* What this task involves *
Retype the listing that follows, word for word.

(Records from a data collection)
════════════════

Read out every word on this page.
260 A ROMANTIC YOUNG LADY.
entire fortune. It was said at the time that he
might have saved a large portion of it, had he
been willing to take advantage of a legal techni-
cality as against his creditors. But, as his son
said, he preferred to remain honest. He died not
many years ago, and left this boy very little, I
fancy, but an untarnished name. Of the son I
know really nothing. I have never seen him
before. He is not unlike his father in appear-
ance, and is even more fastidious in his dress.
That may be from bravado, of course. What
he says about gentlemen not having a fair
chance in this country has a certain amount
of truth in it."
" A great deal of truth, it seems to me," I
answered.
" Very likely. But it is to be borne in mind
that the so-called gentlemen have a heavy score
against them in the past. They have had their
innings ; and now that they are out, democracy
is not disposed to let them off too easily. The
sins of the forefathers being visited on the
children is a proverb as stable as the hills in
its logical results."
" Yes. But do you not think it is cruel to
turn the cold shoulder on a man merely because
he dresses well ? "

════════════════

* Task result *
Read out every word on this page.
260 A ROMANTIC YOUNG LADY.
entire fortune. It was said at the time that he
might have saved a large portion of it, had he
been willing to take advantage of a legal techni-
cality as against his creditors. But, as his son
said, he preferred to remain honest. He died not
many years ago, and left this boy very little, I
fancy, but an untarnished name. Of the son I
know really nothing. I have never seen him
before. He is not unlike his father in appear-
ance, and is even more fastidious in his dress.
That may be from bravado, of course. What
he says about gentlemen not having a fair
chance in this country has a certain amount
of truth in it."
" A great deal of truth, it seems to me," I
answered.
" Very likely. But it is to be borne in mind
that the so-called gentlemen have a heavy score
against them in the past. They have had their
innings ; and now that they are out, democracy
is not disposed to let them off too easily. The
sins of the forefathers being visited on the
children is a proverb as stable as the hills in
its logical results."
" Yes. But do you not think it is cruel to
turn the cold shoulder on a man merely because
he dresses well ? "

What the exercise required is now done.